● **Task requirements**:
All of the data should be repeated exactly; pictures are not part of the copy.

Collected data:
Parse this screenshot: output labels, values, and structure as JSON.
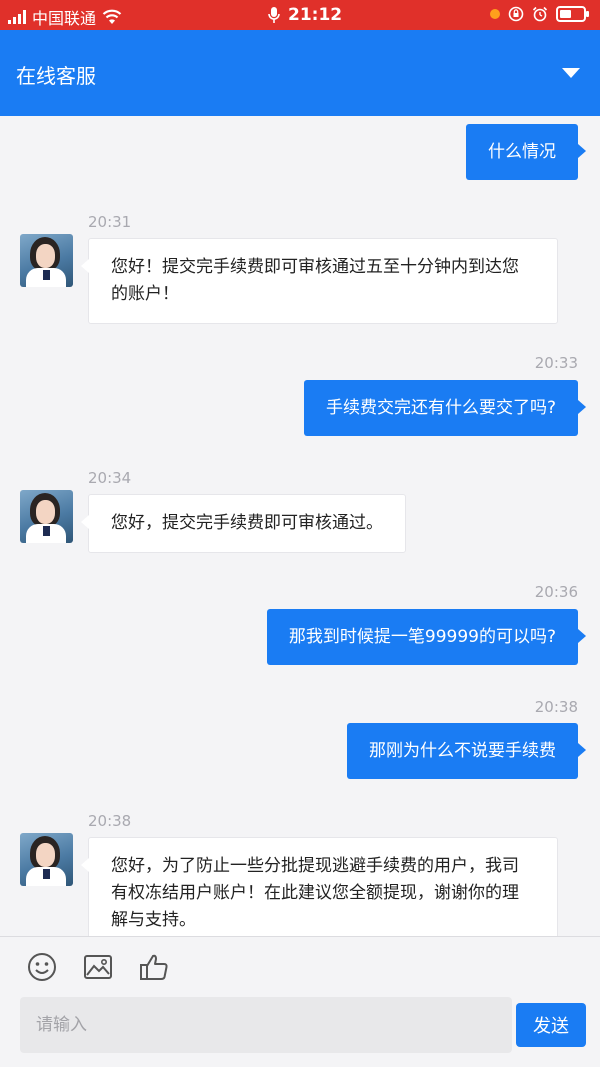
{
  "status_bar": {
    "carrier": "中国联通",
    "time": "21:12",
    "battery_level": 0.5
  },
  "header": {
    "title": "在线客服"
  },
  "messages": [
    {
      "direction": "out",
      "time": "",
      "text": "什么情况"
    },
    {
      "direction": "in",
      "time": "20:31",
      "text": "您好！提交完手续费即可审核通过五至十分钟内到达您的账户！"
    },
    {
      "direction": "out",
      "time": "20:33",
      "text": "手续费交完还有什么要交了吗?"
    },
    {
      "direction": "in",
      "time": "20:34",
      "text": "您好，提交完手续费即可审核通过。"
    },
    {
      "direction": "out",
      "time": "20:36",
      "text": "那我到时候提一笔99999的可以吗?"
    },
    {
      "direction": "out",
      "time": "20:38",
      "text": "那刚为什么不说要手续费"
    },
    {
      "direction": "in",
      "time": "20:38",
      "text": "您好，为了防止一些分批提现逃避手续费的用户，我司有权冻结用户账户！在此建议您全额提现，谢谢你的理解与支持。"
    }
  ],
  "composer": {
    "tools": [
      "smile-icon",
      "image-icon",
      "thumbs-up-icon"
    ],
    "placeholder": "请输入",
    "send_label": "发送"
  },
  "colors": {
    "status_bar": "#e0302a",
    "header": "#1a7cf3",
    "outgoing_bubble": "#1a7cf3",
    "incoming_bubble": "#ffffff"
  }
}
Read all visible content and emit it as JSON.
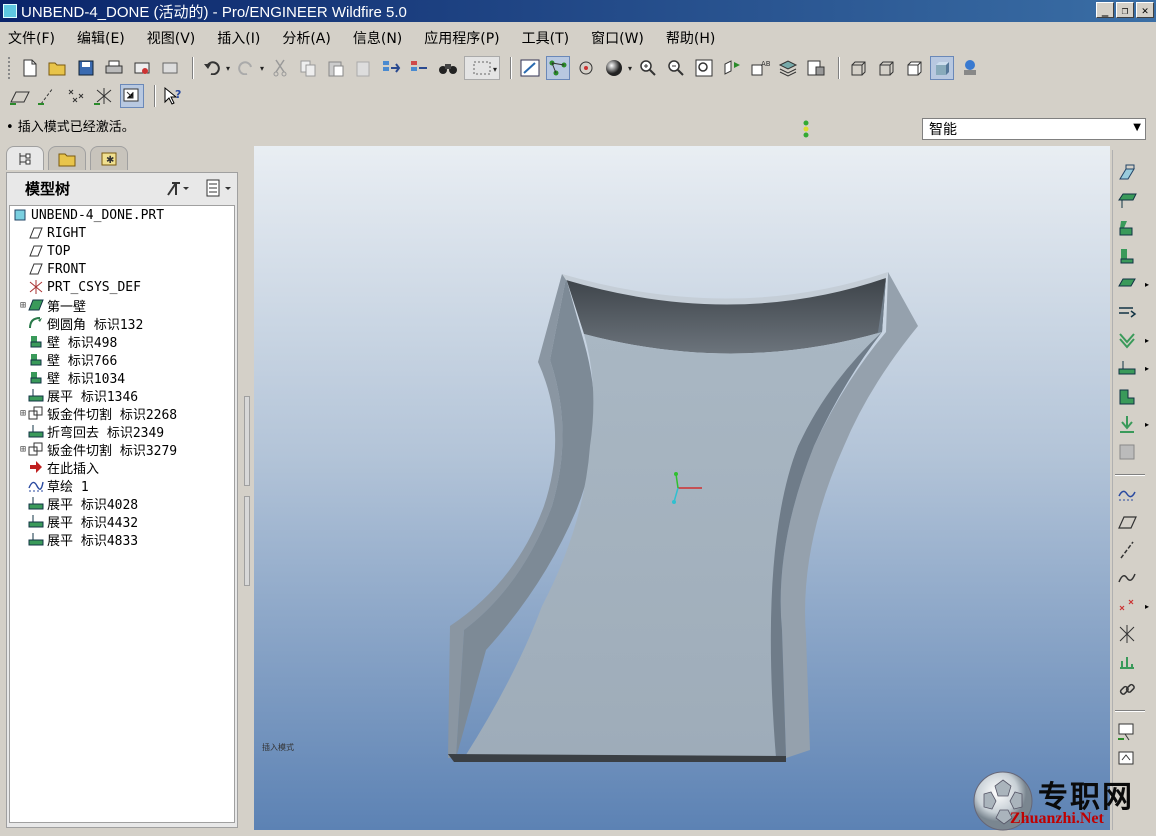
{
  "window": {
    "title": "UNBEND-4_DONE (活动的) - Pro/ENGINEER Wildfire 5.0",
    "buttons": [
      "_",
      "❐",
      "✕"
    ]
  },
  "menu": [
    "文件(F)",
    "编辑(E)",
    "视图(V)",
    "插入(I)",
    "分析(A)",
    "信息(N)",
    "应用程序(P)",
    "工具(T)",
    "窗口(W)",
    "帮助(H)"
  ],
  "status": {
    "message": "• 插入模式已经激活。",
    "filter_value": "智能"
  },
  "model_tree": {
    "header": "模型树",
    "root": "UNBEND-4_DONE.PRT",
    "items": [
      {
        "label": "RIGHT",
        "icon": "datum-plane-icon",
        "expand": false
      },
      {
        "label": "TOP",
        "icon": "datum-plane-icon",
        "expand": false
      },
      {
        "label": "FRONT",
        "icon": "datum-plane-icon",
        "expand": false
      },
      {
        "label": "PRT_CSYS_DEF",
        "icon": "csys-icon",
        "expand": false
      },
      {
        "label": "第一壁",
        "icon": "first-wall-icon",
        "expand": true
      },
      {
        "label": "倒圆角 标识132",
        "icon": "round-icon",
        "expand": false
      },
      {
        "label": "壁 标识498",
        "icon": "wall-icon",
        "expand": false
      },
      {
        "label": "壁 标识766",
        "icon": "wall-icon",
        "expand": false
      },
      {
        "label": "壁 标识1034",
        "icon": "wall-icon",
        "expand": false
      },
      {
        "label": "展平 标识1346",
        "icon": "unbend-icon",
        "expand": false
      },
      {
        "label": "钣金件切割 标识2268",
        "icon": "sheetmetal-cut-icon",
        "expand": true
      },
      {
        "label": "折弯回去 标识2349",
        "icon": "bend-back-icon",
        "expand": false
      },
      {
        "label": "钣金件切割 标识3279",
        "icon": "sheetmetal-cut-icon",
        "expand": true
      },
      {
        "label": "在此插入",
        "icon": "insert-here-arrow-icon",
        "expand": false
      },
      {
        "label": "草绘 1",
        "icon": "sketch-icon",
        "expand": false
      },
      {
        "label": "展平 标识4028",
        "icon": "unbend-icon",
        "expand": false
      },
      {
        "label": "展平 标识4432",
        "icon": "unbend-icon",
        "expand": false
      },
      {
        "label": "展平 标识4833",
        "icon": "unbend-icon",
        "expand": false
      }
    ]
  },
  "viewport": {
    "note": "插入模式"
  },
  "watermark": {
    "cn": "专职网",
    "en": "Zhuanzhi.Net"
  }
}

● **Solution**:
Parse this screenshot: output labels, values, and structure as JSON.
{
  "status_bar": {
    "carrier": "中国联通",
    "time": "21:12",
    "battery_level": 0.5
  },
  "header": {
    "title": "在线客服"
  },
  "messages": [
    {
      "direction": "out",
      "time": "",
      "text": "什么情况"
    },
    {
      "direction": "in",
      "time": "20:31",
      "text": "您好！提交完手续费即可审核通过五至十分钟内到达您的账户！"
    },
    {
      "direction": "out",
      "time": "20:33",
      "text": "手续费交完还有什么要交了吗?"
    },
    {
      "direction": "in",
      "time": "20:34",
      "text": "您好，提交完手续费即可审核通过。"
    },
    {
      "direction": "out",
      "time": "20:36",
      "text": "那我到时候提一笔99999的可以吗?"
    },
    {
      "direction": "out",
      "time": "20:38",
      "text": "那刚为什么不说要手续费"
    },
    {
      "direction": "in",
      "time": "20:38",
      "text": "您好，为了防止一些分批提现逃避手续费的用户，我司有权冻结用户账户！在此建议您全额提现，谢谢你的理解与支持。"
    }
  ],
  "composer": {
    "tools": [
      "smile-icon",
      "image-icon",
      "thumbs-up-icon"
    ],
    "placeholder": "请输入",
    "send_label": "发送"
  },
  "colors": {
    "status_bar": "#e0302a",
    "header": "#1a7cf3",
    "outgoing_bubble": "#1a7cf3",
    "incoming_bubble": "#ffffff"
  }
}
Read all visible content and emit it as JSON.
{
  "window": {
    "title": "UNBEND-4_DONE (活动的) - Pro/ENGINEER Wildfire 5.0",
    "buttons": [
      "_",
      "❐",
      "✕"
    ]
  },
  "menu": [
    "文件(F)",
    "编辑(E)",
    "视图(V)",
    "插入(I)",
    "分析(A)",
    "信息(N)",
    "应用程序(P)",
    "工具(T)",
    "窗口(W)",
    "帮助(H)"
  ],
  "status": {
    "message": "• 插入模式已经激活。",
    "filter_value": "智能"
  },
  "model_tree": {
    "header": "模型树",
    "root": "UNBEND-4_DONE.PRT",
    "items": [
      {
        "label": "RIGHT",
        "icon": "datum-plane-icon",
        "expand": false
      },
      {
        "label": "TOP",
        "icon": "datum-plane-icon",
        "expand": false
      },
      {
        "label": "FRONT",
        "icon": "datum-plane-icon",
        "expand": false
      },
      {
        "label": "PRT_CSYS_DEF",
        "icon": "csys-icon",
        "expand": false
      },
      {
        "label": "第一壁",
        "icon": "first-wall-icon",
        "expand": true
      },
      {
        "label": "倒圆角 标识132",
        "icon": "round-icon",
        "expand": false
      },
      {
        "label": "壁 标识498",
        "icon": "wall-icon",
        "expand": false
      },
      {
        "label": "壁 标识766",
        "icon": "wall-icon",
        "expand": false
      },
      {
        "label": "壁 标识1034",
        "icon": "wall-icon",
        "expand": false
      },
      {
        "label": "展平 标识1346",
        "icon": "unbend-icon",
        "expand": false
      },
      {
        "label": "钣金件切割 标识2268",
        "icon": "sheetmetal-cut-icon",
        "expand": true
      },
      {
        "label": "折弯回去 标识2349",
        "icon": "bend-back-icon",
        "expand": false
      },
      {
        "label": "钣金件切割 标识3279",
        "icon": "sheetmetal-cut-icon",
        "expand": true
      },
      {
        "label": "在此插入",
        "icon": "insert-here-arrow-icon",
        "expand": false
      },
      {
        "label": "草绘 1",
        "icon": "sketch-icon",
        "expand": false
      },
      {
        "label": "展平 标识4028",
        "icon": "unbend-icon",
        "expand": false
      },
      {
        "label": "展平 标识4432",
        "icon": "unbend-icon",
        "expand": false
      },
      {
        "label": "展平 标识4833",
        "icon": "unbend-icon",
        "expand": false
      }
    ]
  },
  "viewport": {
    "note": "插入模式"
  },
  "watermark": {
    "cn": "专职网",
    "en": "Zhuanzhi.Net"
  }
}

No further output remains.